Input records start

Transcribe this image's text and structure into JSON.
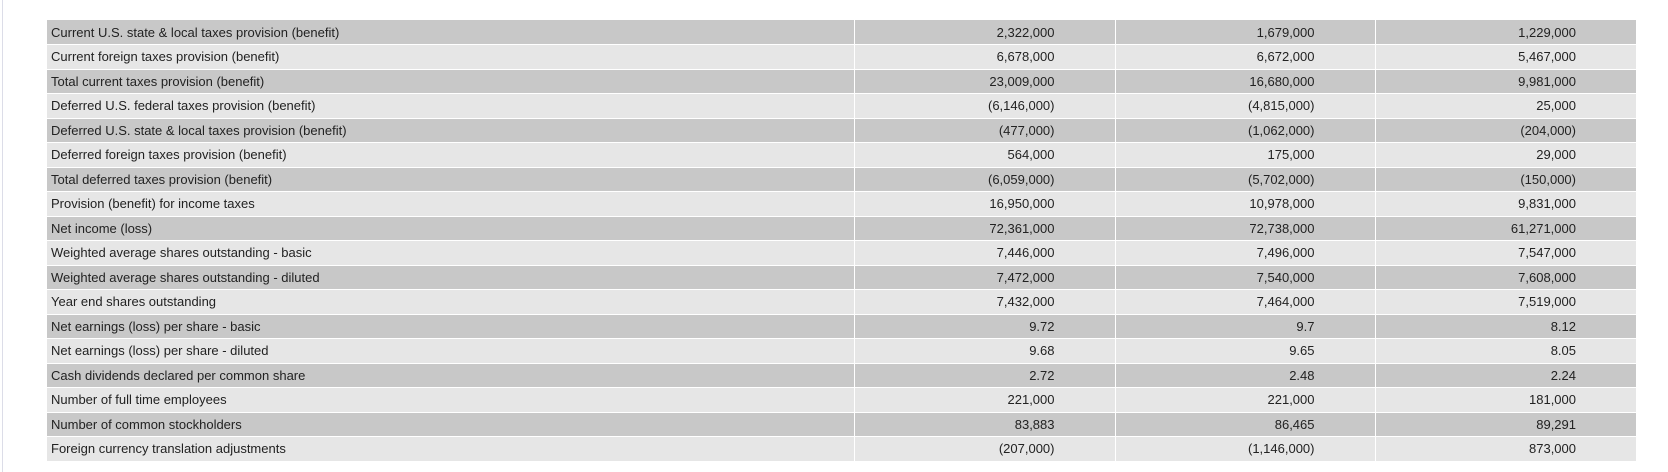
{
  "table": {
    "rows": [
      {
        "label": "Current U.S. state & local taxes provision (benefit)",
        "values": [
          "2,322,000",
          "1,679,000",
          "1,229,000"
        ]
      },
      {
        "label": "Current foreign taxes provision (benefit)",
        "values": [
          "6,678,000",
          "6,672,000",
          "5,467,000"
        ]
      },
      {
        "label": "Total current taxes provision (benefit)",
        "values": [
          "23,009,000",
          "16,680,000",
          "9,981,000"
        ]
      },
      {
        "label": "Deferred U.S. federal taxes provision (benefit)",
        "values": [
          "(6,146,000)",
          "(4,815,000)",
          "25,000"
        ]
      },
      {
        "label": "Deferred U.S. state & local taxes provision (benefit)",
        "values": [
          "(477,000)",
          "(1,062,000)",
          "(204,000)"
        ]
      },
      {
        "label": "Deferred foreign taxes provision (benefit)",
        "values": [
          "564,000",
          "175,000",
          "29,000"
        ]
      },
      {
        "label": "Total deferred taxes provision (benefit)",
        "values": [
          "(6,059,000)",
          "(5,702,000)",
          "(150,000)"
        ]
      },
      {
        "label": "Provision (benefit) for income taxes",
        "values": [
          "16,950,000",
          "10,978,000",
          "9,831,000"
        ]
      },
      {
        "label": "Net income (loss)",
        "values": [
          "72,361,000",
          "72,738,000",
          "61,271,000"
        ]
      },
      {
        "label": "Weighted average shares outstanding - basic",
        "values": [
          "7,446,000",
          "7,496,000",
          "7,547,000"
        ]
      },
      {
        "label": "Weighted average shares outstanding - diluted",
        "values": [
          "7,472,000",
          "7,540,000",
          "7,608,000"
        ]
      },
      {
        "label": "Year end shares outstanding",
        "values": [
          "7,432,000",
          "7,464,000",
          "7,519,000"
        ]
      },
      {
        "label": "Net earnings (loss) per share - basic",
        "values": [
          "9.72",
          "9.7",
          "8.12"
        ]
      },
      {
        "label": "Net earnings (loss) per share - diluted",
        "values": [
          "9.68",
          "9.65",
          "8.05"
        ]
      },
      {
        "label": "Cash dividends declared per common share",
        "values": [
          "2.72",
          "2.48",
          "2.24"
        ]
      },
      {
        "label": "Number of full time employees",
        "values": [
          "221,000",
          "221,000",
          "181,000"
        ]
      },
      {
        "label": "Number of common stockholders",
        "values": [
          "83,883",
          "86,465",
          "89,291"
        ]
      },
      {
        "label": "Foreign currency translation adjustments",
        "values": [
          "(207,000)",
          "(1,146,000)",
          "873,000"
        ]
      }
    ]
  },
  "colors": {
    "row_dark": "#c8c8c8",
    "row_light": "#e6e6e6",
    "text": "#222222"
  }
}
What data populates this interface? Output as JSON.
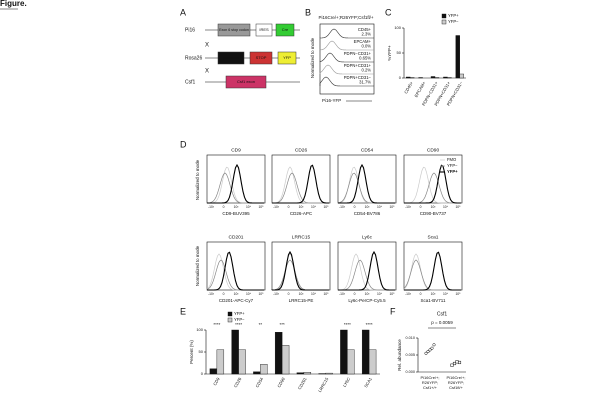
{
  "header": {
    "title": "Figure."
  },
  "panel_a": {
    "letter": "A",
    "cross": "X",
    "rows": [
      {
        "gene": "Pi16",
        "boxes": [
          "Exon 6 stop codon",
          "IRES",
          "Cre"
        ]
      },
      {
        "gene": "Rosa26",
        "boxes": [
          "promoter",
          "STOP",
          "YFP"
        ]
      },
      {
        "gene": "Csf1",
        "boxes": [
          "Csf1 exon"
        ]
      }
    ]
  },
  "panel_b": {
    "letter": "B",
    "title": "Pi16Cre/+;R26YFP;Csf1fl/+",
    "ylabel": "Normalized to mode",
    "xlabel": "Pi16-YFP",
    "populations": [
      [
        "CD45+",
        "2.3%"
      ],
      [
        "EPCAM+",
        "0.0%"
      ],
      [
        "PDPN−CD31+",
        "0.65%"
      ],
      [
        "PDPN+CD31+",
        "0.2%"
      ],
      [
        "PDPN+CD31−",
        "31.7%"
      ]
    ]
  },
  "panel_c": {
    "letter": "C",
    "chart_data": {
      "type": "bar",
      "ylabel": "%YFP+",
      "categories": [
        "CD45+",
        "EPCAM+",
        "PDPN−CD31+",
        "PDPN+CD31+",
        "PDPN+CD31−"
      ],
      "series": [
        {
          "name": "YFP+",
          "color": "#111111",
          "values": [
            2,
            1,
            3,
            2,
            85
          ]
        },
        {
          "name": "YFP−",
          "color": "#cccccc",
          "values": [
            1,
            0,
            1,
            1,
            8
          ]
        }
      ],
      "ylim": [
        0,
        100
      ],
      "yticks": [
        0,
        50,
        100
      ]
    }
  },
  "panel_d": {
    "letter": "D",
    "ylabel": "Normalized to mode",
    "tick_labels": [
      "-10³",
      "0",
      "10³",
      "10⁴",
      "10⁵"
    ],
    "legend": [
      "FMO",
      "YFP−",
      "YFP+"
    ],
    "markers": [
      {
        "name": "CD9",
        "axis_label": "CD9-BUV395"
      },
      {
        "name": "CD26",
        "axis_label": "CD26-APC"
      },
      {
        "name": "CD54",
        "axis_label": "CD54-BV786"
      },
      {
        "name": "CD90",
        "axis_label": "CD90-BV737"
      },
      {
        "name": "CD201",
        "axis_label": "CD201-APC-Cy7"
      },
      {
        "name": "LRRC15",
        "axis_label": "LRRC15-PE"
      },
      {
        "name": "Ly6c",
        "axis_label": "Ly6c-PerCP-Cy5.5"
      },
      {
        "name": "Sca1",
        "axis_label": "Sca1-BV711"
      }
    ]
  },
  "panel_e": {
    "letter": "E",
    "chart_data": {
      "type": "bar",
      "ylabel": "Percent (%)",
      "categories": [
        "CD9",
        "CD26",
        "CD54",
        "CD90",
        "CD201",
        "LRRC15",
        "LY6C",
        "SCA1"
      ],
      "series": [
        {
          "name": "YFP+",
          "color": "#111111",
          "values": [
            12,
            100,
            5,
            95,
            3,
            1,
            100,
            100
          ]
        },
        {
          "name": "YFP−",
          "color": "#cccccc",
          "values": [
            55,
            55,
            22,
            65,
            4,
            2,
            55,
            55
          ]
        }
      ],
      "significance": [
        "****",
        "****",
        "**",
        "***",
        null,
        null,
        "****",
        "****"
      ],
      "ylim": [
        0,
        100
      ],
      "yticks": [
        0,
        50,
        100
      ]
    }
  },
  "panel_f": {
    "letter": "F",
    "chart_data": {
      "type": "scatter",
      "title": "Csf1",
      "annotation": "p = 0.0059",
      "ylabel": "Rel. abundance",
      "groups": [
        {
          "label": [
            "Pi16Cre/+;",
            "R26YFP;",
            "Csf1+/+"
          ],
          "values": [
            0.0055,
            0.006,
            0.0065,
            0.007,
            0.008
          ]
        },
        {
          "label": [
            "Pi16Cre/+;",
            "R26YFP;",
            "Csf1fl/+"
          ],
          "values": [
            0.002,
            0.0025,
            0.003,
            0.0028
          ]
        }
      ],
      "ylim": [
        0,
        0.01
      ],
      "yticks": [
        {
          "value": 0,
          "label": "0.000"
        },
        {
          "value": 0.005,
          "label": "0.005"
        },
        {
          "value": 0.01,
          "label": "0.010"
        }
      ]
    }
  }
}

Input records end

Copy out the entries verbatim and leave the images out.

# [Solution to the exercise]
Transcribe this image's text and structure into JSON.
{
  "table": {
    "rows": [
      {
        "label": "Current U.S. state & local taxes provision (benefit)",
        "values": [
          "2,322,000",
          "1,679,000",
          "1,229,000"
        ]
      },
      {
        "label": "Current foreign taxes provision (benefit)",
        "values": [
          "6,678,000",
          "6,672,000",
          "5,467,000"
        ]
      },
      {
        "label": "Total current taxes provision (benefit)",
        "values": [
          "23,009,000",
          "16,680,000",
          "9,981,000"
        ]
      },
      {
        "label": "Deferred U.S. federal taxes provision (benefit)",
        "values": [
          "(6,146,000)",
          "(4,815,000)",
          "25,000"
        ]
      },
      {
        "label": "Deferred U.S. state & local taxes provision (benefit)",
        "values": [
          "(477,000)",
          "(1,062,000)",
          "(204,000)"
        ]
      },
      {
        "label": "Deferred foreign taxes provision (benefit)",
        "values": [
          "564,000",
          "175,000",
          "29,000"
        ]
      },
      {
        "label": "Total deferred taxes provision (benefit)",
        "values": [
          "(6,059,000)",
          "(5,702,000)",
          "(150,000)"
        ]
      },
      {
        "label": "Provision (benefit) for income taxes",
        "values": [
          "16,950,000",
          "10,978,000",
          "9,831,000"
        ]
      },
      {
        "label": "Net income (loss)",
        "values": [
          "72,361,000",
          "72,738,000",
          "61,271,000"
        ]
      },
      {
        "label": "Weighted average shares outstanding - basic",
        "values": [
          "7,446,000",
          "7,496,000",
          "7,547,000"
        ]
      },
      {
        "label": "Weighted average shares outstanding - diluted",
        "values": [
          "7,472,000",
          "7,540,000",
          "7,608,000"
        ]
      },
      {
        "label": "Year end shares outstanding",
        "values": [
          "7,432,000",
          "7,464,000",
          "7,519,000"
        ]
      },
      {
        "label": "Net earnings (loss) per share - basic",
        "values": [
          "9.72",
          "9.7",
          "8.12"
        ]
      },
      {
        "label": "Net earnings (loss) per share - diluted",
        "values": [
          "9.68",
          "9.65",
          "8.05"
        ]
      },
      {
        "label": "Cash dividends declared per common share",
        "values": [
          "2.72",
          "2.48",
          "2.24"
        ]
      },
      {
        "label": "Number of full time employees",
        "values": [
          "221,000",
          "221,000",
          "181,000"
        ]
      },
      {
        "label": "Number of common stockholders",
        "values": [
          "83,883",
          "86,465",
          "89,291"
        ]
      },
      {
        "label": "Foreign currency translation adjustments",
        "values": [
          "(207,000)",
          "(1,146,000)",
          "873,000"
        ]
      }
    ]
  },
  "colors": {
    "row_dark": "#c8c8c8",
    "row_light": "#e6e6e6",
    "text": "#222222"
  }
}
What data populates this interface? Output as JSON.
{
  "header": {
    "title": "Figure."
  },
  "panel_a": {
    "letter": "A",
    "cross": "X",
    "rows": [
      {
        "gene": "Pi16",
        "boxes": [
          "Exon 6 stop codon",
          "IRES",
          "Cre"
        ]
      },
      {
        "gene": "Rosa26",
        "boxes": [
          "promoter",
          "STOP",
          "YFP"
        ]
      },
      {
        "gene": "Csf1",
        "boxes": [
          "Csf1 exon"
        ]
      }
    ]
  },
  "panel_b": {
    "letter": "B",
    "title": "Pi16Cre/+;R26YFP;Csf1fl/+",
    "ylabel": "Normalized to mode",
    "xlabel": "Pi16-YFP",
    "populations": [
      [
        "CD45+",
        "2.3%"
      ],
      [
        "EPCAM+",
        "0.0%"
      ],
      [
        "PDPN−CD31+",
        "0.65%"
      ],
      [
        "PDPN+CD31+",
        "0.2%"
      ],
      [
        "PDPN+CD31−",
        "31.7%"
      ]
    ]
  },
  "panel_c": {
    "letter": "C",
    "chart_data": {
      "type": "bar",
      "ylabel": "%YFP+",
      "categories": [
        "CD45+",
        "EPCAM+",
        "PDPN−CD31+",
        "PDPN+CD31+",
        "PDPN+CD31−"
      ],
      "series": [
        {
          "name": "YFP+",
          "color": "#111111",
          "values": [
            2,
            1,
            3,
            2,
            85
          ]
        },
        {
          "name": "YFP−",
          "color": "#cccccc",
          "values": [
            1,
            0,
            1,
            1,
            8
          ]
        }
      ],
      "ylim": [
        0,
        100
      ],
      "yticks": [
        0,
        50,
        100
      ]
    }
  },
  "panel_d": {
    "letter": "D",
    "ylabel": "Normalized to mode",
    "tick_labels": [
      "-10³",
      "0",
      "10³",
      "10⁴",
      "10⁵"
    ],
    "legend": [
      "FMO",
      "YFP−",
      "YFP+"
    ],
    "markers": [
      {
        "name": "CD9",
        "axis_label": "CD9-BUV395"
      },
      {
        "name": "CD26",
        "axis_label": "CD26-APC"
      },
      {
        "name": "CD54",
        "axis_label": "CD54-BV786"
      },
      {
        "name": "CD90",
        "axis_label": "CD90-BV737"
      },
      {
        "name": "CD201",
        "axis_label": "CD201-APC-Cy7"
      },
      {
        "name": "LRRC15",
        "axis_label": "LRRC15-PE"
      },
      {
        "name": "Ly6c",
        "axis_label": "Ly6c-PerCP-Cy5.5"
      },
      {
        "name": "Sca1",
        "axis_label": "Sca1-BV711"
      }
    ]
  },
  "panel_e": {
    "letter": "E",
    "chart_data": {
      "type": "bar",
      "ylabel": "Percent (%)",
      "categories": [
        "CD9",
        "CD26",
        "CD54",
        "CD90",
        "CD201",
        "LRRC15",
        "LY6C",
        "SCA1"
      ],
      "series": [
        {
          "name": "YFP+",
          "color": "#111111",
          "values": [
            12,
            100,
            5,
            95,
            3,
            1,
            100,
            100
          ]
        },
        {
          "name": "YFP−",
          "color": "#cccccc",
          "values": [
            55,
            55,
            22,
            65,
            4,
            2,
            55,
            55
          ]
        }
      ],
      "significance": [
        "****",
        "****",
        "**",
        "***",
        null,
        null,
        "****",
        "****"
      ],
      "ylim": [
        0,
        100
      ],
      "yticks": [
        0,
        50,
        100
      ]
    }
  },
  "panel_f": {
    "letter": "F",
    "chart_data": {
      "type": "scatter",
      "title": "Csf1",
      "annotation": "p = 0.0059",
      "ylabel": "Rel. abundance",
      "groups": [
        {
          "label": [
            "Pi16Cre/+;",
            "R26YFP;",
            "Csf1+/+"
          ],
          "values": [
            0.0055,
            0.006,
            0.0065,
            0.007,
            0.008
          ]
        },
        {
          "label": [
            "Pi16Cre/+;",
            "R26YFP;",
            "Csf1fl/+"
          ],
          "values": [
            0.002,
            0.0025,
            0.003,
            0.0028
          ]
        }
      ],
      "ylim": [
        0,
        0.01
      ],
      "yticks": [
        {
          "value": 0,
          "label": "0.000"
        },
        {
          "value": 0.005,
          "label": "0.005"
        },
        {
          "value": 0.01,
          "label": "0.010"
        }
      ]
    }
  }
}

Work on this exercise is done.